▸ **What is required**
Select the lines that contain "KESSINI" and copy each of them.

=-=-=

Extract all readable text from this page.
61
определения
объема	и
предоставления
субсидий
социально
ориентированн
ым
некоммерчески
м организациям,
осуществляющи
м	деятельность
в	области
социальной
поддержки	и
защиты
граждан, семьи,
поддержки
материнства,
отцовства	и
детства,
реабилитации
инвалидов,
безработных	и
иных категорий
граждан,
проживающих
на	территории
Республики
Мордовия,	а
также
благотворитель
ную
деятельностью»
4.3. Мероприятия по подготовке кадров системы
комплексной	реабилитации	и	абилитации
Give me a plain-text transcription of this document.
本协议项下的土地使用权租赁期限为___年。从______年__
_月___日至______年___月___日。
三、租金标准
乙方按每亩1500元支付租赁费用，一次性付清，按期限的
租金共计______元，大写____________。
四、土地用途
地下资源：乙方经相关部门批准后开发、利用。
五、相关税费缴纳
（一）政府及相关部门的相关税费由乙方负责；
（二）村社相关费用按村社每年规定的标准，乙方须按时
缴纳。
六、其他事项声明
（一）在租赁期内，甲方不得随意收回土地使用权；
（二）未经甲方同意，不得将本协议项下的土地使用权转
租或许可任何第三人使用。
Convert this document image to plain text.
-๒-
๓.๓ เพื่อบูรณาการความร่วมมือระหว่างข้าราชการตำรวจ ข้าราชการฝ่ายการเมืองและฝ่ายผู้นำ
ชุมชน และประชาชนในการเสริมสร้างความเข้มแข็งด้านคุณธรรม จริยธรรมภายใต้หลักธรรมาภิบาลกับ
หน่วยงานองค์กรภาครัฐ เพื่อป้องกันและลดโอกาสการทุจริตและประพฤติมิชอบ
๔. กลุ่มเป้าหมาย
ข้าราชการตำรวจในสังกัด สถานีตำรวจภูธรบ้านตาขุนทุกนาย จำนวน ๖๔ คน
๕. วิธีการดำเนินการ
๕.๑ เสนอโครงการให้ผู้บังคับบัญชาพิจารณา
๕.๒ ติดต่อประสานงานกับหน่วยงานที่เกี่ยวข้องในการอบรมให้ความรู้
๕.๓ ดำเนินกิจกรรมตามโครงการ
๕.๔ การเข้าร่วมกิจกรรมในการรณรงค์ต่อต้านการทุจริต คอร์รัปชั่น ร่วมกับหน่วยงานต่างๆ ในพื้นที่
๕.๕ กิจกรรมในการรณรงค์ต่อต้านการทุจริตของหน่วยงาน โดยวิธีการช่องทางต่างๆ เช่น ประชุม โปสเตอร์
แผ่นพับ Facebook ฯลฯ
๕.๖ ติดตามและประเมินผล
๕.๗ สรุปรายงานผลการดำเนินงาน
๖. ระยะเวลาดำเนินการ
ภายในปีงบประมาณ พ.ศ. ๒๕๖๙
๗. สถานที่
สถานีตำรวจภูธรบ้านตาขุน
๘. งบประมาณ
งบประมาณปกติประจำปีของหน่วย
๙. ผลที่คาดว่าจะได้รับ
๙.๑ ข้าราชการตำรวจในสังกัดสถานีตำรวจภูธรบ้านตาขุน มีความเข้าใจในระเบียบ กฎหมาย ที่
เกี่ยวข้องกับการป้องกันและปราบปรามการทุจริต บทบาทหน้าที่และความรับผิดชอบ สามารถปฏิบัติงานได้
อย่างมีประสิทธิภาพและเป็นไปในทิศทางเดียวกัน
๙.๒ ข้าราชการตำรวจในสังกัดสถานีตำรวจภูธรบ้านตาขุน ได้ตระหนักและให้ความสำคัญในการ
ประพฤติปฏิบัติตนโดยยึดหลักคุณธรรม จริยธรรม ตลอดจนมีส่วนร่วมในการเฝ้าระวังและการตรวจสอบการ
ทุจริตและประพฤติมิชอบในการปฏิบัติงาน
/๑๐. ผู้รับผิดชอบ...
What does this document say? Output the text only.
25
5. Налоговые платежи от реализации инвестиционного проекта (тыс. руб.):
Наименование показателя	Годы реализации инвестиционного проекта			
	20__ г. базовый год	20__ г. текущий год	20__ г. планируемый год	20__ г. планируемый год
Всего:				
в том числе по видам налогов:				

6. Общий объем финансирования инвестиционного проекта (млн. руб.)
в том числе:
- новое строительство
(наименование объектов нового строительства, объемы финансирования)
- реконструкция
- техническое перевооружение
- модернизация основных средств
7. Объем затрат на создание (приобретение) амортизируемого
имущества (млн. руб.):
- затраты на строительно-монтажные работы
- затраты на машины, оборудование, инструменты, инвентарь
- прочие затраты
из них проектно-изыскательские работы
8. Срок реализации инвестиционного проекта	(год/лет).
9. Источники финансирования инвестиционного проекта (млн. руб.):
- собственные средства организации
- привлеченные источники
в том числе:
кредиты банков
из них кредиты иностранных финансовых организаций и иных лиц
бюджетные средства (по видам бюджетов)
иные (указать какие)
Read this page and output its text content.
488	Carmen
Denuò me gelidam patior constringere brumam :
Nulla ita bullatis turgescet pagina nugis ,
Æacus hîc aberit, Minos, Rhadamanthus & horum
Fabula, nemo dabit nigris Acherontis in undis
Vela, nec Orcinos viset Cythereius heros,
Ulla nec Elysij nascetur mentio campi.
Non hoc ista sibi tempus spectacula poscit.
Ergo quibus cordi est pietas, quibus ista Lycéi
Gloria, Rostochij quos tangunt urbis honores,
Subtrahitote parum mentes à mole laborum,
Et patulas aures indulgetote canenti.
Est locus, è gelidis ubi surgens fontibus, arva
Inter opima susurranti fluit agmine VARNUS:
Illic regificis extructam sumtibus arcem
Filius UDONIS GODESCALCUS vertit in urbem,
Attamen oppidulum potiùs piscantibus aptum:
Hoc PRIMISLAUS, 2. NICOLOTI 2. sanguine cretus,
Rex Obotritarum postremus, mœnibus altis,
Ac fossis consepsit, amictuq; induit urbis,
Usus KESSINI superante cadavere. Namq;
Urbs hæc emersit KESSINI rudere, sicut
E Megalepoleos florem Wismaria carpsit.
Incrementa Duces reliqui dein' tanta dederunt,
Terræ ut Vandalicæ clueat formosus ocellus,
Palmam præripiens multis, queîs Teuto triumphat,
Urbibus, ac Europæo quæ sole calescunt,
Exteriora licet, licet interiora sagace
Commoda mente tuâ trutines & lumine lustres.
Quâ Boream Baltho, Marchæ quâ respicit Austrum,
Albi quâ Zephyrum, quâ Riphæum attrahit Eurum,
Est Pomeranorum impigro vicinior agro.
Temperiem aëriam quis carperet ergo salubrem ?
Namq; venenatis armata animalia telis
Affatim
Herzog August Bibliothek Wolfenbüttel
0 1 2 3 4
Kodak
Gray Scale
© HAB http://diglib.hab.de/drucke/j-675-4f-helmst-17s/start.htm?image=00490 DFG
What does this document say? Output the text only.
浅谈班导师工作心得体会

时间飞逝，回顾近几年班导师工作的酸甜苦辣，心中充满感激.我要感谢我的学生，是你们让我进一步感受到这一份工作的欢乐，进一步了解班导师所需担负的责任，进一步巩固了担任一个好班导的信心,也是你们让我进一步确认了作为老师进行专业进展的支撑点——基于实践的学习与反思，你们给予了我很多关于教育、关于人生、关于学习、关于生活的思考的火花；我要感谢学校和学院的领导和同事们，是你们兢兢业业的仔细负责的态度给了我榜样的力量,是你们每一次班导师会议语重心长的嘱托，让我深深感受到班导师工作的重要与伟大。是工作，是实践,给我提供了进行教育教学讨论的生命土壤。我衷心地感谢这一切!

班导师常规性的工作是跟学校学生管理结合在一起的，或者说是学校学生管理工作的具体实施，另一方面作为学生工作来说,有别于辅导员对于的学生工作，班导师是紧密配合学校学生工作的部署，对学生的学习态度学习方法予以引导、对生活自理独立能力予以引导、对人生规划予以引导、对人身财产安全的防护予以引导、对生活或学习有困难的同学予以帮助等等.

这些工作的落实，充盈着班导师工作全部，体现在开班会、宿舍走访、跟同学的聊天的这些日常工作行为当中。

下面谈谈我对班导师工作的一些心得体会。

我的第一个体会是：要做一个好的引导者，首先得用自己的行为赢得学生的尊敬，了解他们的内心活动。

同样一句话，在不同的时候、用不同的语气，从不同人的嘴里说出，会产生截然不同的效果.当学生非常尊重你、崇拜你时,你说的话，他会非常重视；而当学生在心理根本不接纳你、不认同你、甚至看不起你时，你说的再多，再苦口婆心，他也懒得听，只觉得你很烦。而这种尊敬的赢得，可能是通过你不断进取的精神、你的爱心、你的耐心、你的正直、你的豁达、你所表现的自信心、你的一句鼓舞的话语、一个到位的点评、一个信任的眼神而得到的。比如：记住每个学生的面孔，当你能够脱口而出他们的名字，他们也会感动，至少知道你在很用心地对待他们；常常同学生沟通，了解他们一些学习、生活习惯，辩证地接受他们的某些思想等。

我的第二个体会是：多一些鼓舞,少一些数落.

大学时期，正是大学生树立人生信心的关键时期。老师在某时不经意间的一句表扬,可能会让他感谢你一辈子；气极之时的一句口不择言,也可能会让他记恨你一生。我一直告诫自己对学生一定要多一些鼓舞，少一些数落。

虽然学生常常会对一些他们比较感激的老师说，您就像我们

=-=-=

▸ **Solution to this exercise**
Usus KESSINI superante cadavere. Namq;
Urbs hæc emersit KESSINI rudere, sicut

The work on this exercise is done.